# Brano scelto:
Peggiorò la sua sorte quando la Francia venne in guerra colla coalizione monarchica europea (aprile 1792). Questa guerra, diversa dalle precedenti, non era sorta per acquistare più o meno di territorio. Era una guerra fatta dalla nobiltà feudale e dall'assolutismo europeo contro un popolo, che si era affrancato e che avrebbe dovuto essere riposto sotto il giogo, una vera guerra civile con tutti gli orrori, che tal sorta di lotte comporta. Il nemico esterno minacciava lo sterminio del popolo rivoluzionario, e l'alleato del nemico era lo stesso re.
In questa situazione l'idea monarchica perdette presto ogni forza, sebbene l'assemblea non sapesse decidersi ad abbandonarla; e furono di nuovo i Parigini che forzarono all'imprigionamento di Luigi e alla convocazione di una nuova Assemblea, la Convenzione, che doveva dare alla Francia una costituzione repubblicana (10 agosto 1792). Nella sua prima seduta la Convenzione decretò ad unanimità l'abolizione della monarchia (21 settembre 1792). Ma i Parigini credevano che la repubblica non fosse sicura, finché viveva Luigi XVI. E pretesero che gli fosse fatto il processo per tradimento contro lo Stato. Indietreggiava spaventata la maggioranza della Convenzione, ma l'ira dei Parigini diventò irrefrenabile, quando essi seppero che era stato scoperto un armadio segreto nelle Tuilleries, in cui il re Luigi aveva nascosto un pacco di documenti, che dimostravano come il re avesse corrotto con denaro molti parlamentari, tra i quali Mirabeau, com'egli mantenesse rapporti col nemico e come una parte delle sue guardie, che ormai combattevano contro la Francia nelle schiere degli Austriaci, fossero state al suo soldo, anche durante la guerra. Ciò non ostante una parte della Convenzione cercava di salvare il re: essa voleva l'appello al popolo: il destino di Luigi sarebbe stato deciso da un plebiscito. Questo tentativo di mettere la provincia contro la capitale incontrò la più fiera opposizione dei Parigini. La paura di essi ebbe finalmente il sopravvento nella Convenzione: l'appello al popolo fu respinto con 423 voti contro 276, e il destino del re fu deciso. Il 21 gennaio 1793 egli saliva il patibolo.

# Voci fornite:
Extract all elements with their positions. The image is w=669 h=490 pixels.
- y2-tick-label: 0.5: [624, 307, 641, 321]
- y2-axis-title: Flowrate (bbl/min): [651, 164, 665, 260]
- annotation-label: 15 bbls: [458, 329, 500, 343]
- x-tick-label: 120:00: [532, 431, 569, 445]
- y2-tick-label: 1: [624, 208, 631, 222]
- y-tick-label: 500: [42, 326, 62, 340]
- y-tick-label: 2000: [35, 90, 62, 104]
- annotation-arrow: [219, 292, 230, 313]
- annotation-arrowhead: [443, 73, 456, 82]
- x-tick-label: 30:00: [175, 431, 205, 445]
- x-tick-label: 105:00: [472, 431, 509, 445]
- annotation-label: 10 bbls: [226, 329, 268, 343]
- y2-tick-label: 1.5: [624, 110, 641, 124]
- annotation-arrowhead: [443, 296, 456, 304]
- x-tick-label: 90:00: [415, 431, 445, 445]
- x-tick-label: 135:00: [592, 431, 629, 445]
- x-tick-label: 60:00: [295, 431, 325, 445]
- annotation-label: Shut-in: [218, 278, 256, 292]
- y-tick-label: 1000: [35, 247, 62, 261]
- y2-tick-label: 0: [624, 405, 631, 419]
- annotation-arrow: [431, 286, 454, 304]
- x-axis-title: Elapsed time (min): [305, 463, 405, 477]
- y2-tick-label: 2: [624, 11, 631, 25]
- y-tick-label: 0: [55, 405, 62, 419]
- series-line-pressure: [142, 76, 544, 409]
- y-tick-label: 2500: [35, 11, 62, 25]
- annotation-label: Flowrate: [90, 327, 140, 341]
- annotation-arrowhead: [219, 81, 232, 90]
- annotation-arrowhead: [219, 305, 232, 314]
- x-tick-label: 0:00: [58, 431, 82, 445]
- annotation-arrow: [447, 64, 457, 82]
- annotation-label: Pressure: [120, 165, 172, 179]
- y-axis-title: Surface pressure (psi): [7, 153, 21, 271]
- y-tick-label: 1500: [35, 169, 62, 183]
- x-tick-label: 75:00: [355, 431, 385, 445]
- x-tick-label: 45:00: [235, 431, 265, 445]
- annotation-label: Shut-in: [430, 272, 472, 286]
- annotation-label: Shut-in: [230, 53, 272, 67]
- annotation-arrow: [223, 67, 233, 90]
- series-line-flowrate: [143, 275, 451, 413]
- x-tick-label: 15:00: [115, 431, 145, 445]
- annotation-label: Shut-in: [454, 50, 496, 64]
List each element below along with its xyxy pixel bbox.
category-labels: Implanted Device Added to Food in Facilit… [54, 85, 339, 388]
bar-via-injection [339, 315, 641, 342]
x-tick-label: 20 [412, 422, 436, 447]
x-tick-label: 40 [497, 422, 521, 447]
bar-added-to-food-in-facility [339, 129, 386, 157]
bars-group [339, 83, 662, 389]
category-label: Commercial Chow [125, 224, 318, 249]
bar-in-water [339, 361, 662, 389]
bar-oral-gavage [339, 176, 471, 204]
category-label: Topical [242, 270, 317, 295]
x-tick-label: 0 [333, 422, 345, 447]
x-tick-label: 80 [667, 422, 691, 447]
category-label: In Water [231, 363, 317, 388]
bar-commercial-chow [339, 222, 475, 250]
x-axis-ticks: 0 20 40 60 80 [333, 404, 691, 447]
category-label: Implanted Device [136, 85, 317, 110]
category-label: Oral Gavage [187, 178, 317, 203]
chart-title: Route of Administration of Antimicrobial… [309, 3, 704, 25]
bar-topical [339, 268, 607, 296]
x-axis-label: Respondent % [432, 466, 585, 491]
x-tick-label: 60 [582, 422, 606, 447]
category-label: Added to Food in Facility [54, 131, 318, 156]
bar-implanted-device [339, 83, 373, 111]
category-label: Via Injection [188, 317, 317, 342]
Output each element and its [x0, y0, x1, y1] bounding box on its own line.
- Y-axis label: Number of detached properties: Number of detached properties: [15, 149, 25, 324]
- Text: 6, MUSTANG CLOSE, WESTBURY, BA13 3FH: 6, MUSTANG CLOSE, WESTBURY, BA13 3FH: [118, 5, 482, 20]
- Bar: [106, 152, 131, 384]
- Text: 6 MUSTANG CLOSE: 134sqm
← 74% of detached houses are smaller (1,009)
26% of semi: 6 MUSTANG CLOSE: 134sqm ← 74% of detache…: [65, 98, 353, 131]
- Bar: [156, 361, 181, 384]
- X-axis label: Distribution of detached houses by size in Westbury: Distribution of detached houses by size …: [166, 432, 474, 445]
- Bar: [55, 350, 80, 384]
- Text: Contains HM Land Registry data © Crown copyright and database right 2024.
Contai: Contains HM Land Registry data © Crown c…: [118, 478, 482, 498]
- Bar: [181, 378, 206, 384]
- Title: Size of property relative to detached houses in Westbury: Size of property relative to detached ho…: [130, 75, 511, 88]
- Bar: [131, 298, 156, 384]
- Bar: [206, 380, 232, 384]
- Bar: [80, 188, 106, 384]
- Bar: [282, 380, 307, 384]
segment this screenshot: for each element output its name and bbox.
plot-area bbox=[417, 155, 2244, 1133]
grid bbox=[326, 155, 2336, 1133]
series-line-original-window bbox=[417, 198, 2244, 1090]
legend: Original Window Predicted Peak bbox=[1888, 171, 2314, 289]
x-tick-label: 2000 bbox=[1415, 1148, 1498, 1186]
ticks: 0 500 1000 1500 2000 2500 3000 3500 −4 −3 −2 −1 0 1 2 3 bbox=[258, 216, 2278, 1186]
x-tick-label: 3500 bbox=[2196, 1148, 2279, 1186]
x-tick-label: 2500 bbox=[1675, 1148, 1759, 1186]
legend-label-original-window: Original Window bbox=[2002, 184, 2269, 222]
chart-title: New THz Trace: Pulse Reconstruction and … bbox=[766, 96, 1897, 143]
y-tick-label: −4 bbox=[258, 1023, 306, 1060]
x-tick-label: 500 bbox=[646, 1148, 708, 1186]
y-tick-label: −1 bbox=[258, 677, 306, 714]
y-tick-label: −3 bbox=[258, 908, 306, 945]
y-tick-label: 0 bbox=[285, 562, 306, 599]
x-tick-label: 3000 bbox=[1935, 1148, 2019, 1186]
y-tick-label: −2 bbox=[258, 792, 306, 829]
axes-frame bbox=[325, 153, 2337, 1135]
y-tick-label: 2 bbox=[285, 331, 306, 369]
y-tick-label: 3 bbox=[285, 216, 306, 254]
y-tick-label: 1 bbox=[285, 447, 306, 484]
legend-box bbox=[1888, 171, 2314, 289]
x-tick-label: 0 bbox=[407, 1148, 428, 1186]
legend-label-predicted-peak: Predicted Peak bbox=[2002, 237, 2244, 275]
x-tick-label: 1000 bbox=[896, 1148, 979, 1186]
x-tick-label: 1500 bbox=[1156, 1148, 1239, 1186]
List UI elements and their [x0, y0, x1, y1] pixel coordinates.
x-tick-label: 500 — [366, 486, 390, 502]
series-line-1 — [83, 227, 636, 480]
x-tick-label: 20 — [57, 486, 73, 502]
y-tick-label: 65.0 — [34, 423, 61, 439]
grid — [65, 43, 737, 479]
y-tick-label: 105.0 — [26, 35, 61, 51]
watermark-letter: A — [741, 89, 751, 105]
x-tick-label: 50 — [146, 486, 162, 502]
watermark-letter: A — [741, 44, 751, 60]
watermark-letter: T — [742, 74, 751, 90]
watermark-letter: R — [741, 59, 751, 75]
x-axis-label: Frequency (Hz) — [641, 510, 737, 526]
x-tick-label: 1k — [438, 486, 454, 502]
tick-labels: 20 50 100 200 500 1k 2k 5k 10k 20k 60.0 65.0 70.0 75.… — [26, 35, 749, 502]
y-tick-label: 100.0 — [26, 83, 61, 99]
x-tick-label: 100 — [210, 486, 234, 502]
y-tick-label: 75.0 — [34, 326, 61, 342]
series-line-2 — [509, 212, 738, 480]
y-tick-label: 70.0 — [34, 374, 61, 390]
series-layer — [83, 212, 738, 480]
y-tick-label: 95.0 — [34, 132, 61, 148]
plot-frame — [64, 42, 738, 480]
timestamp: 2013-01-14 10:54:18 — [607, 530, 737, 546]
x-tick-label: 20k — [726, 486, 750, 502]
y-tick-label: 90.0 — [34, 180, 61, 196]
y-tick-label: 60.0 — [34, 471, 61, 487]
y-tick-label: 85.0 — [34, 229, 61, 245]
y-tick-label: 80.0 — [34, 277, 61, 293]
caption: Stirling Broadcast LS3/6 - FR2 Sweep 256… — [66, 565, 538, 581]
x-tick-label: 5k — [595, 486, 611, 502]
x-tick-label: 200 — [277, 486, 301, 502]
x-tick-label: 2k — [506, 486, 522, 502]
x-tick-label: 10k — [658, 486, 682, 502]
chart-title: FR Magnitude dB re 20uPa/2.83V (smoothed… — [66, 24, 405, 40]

# Compiti:
1. Puoi riscrivere alla lettera l'elenco, partendo dalla sua prima riga e fermandoti dopo quella che contiene "- annotation-arrowhead: [443, 73, 456, 82]"?
2. Come prosegue il brano sulla caduta di Luigi XVI dopo la sua ultima frase?
Il brano e l'elenco sono materiali distinti tra loro.

# Elenco risposte:
1.
Extract all elements with their positions. The image is w=669 h=490 pixels.
- y2-tick-label: 0.5: [624, 307, 641, 321]
- y2-axis-title: Flowrate (bbl/min): [651, 164, 665, 260]
- annotation-label: 15 bbls: [458, 329, 500, 343]
- x-tick-label: 120:00: [532, 431, 569, 445]
- y2-tick-label: 1: [624, 208, 631, 222]
- y-tick-label: 500: [42, 326, 62, 340]
- y-tick-label: 2000: [35, 90, 62, 104]
- annotation-arrow: [219, 292, 230, 313]
- annotation-arrowhead: [443, 73, 456, 82]

2.
Quella parte dei repubblicani che avevano tenuto più per il re, erano i Girondini, così detti perché i deputati, che costituivano il nocciolo di questo partito, erano stati eletti nel dipartimento della Gironda. Essi diventarono i più furibondi contro Parigi, il cui predominio volevano abbattere. Per loro la Francia doveva essere una federazione. « Quattro giorni dopo l'apertura della Convenzione, il girondino Lasource tra gli applausi dei suoi compagni esclamava: Non voglio che Parigi, guidata dagl'intriganti, diventi per la Francia ciò che fu già Roma per l'impero romano. L'influenza di Parigi dev'essere ridotta ad 1/83°, cioè alla quota di ogni altro dipartimento » (Cunow: « I partiti della grande rivoluzione francese », pag. 349).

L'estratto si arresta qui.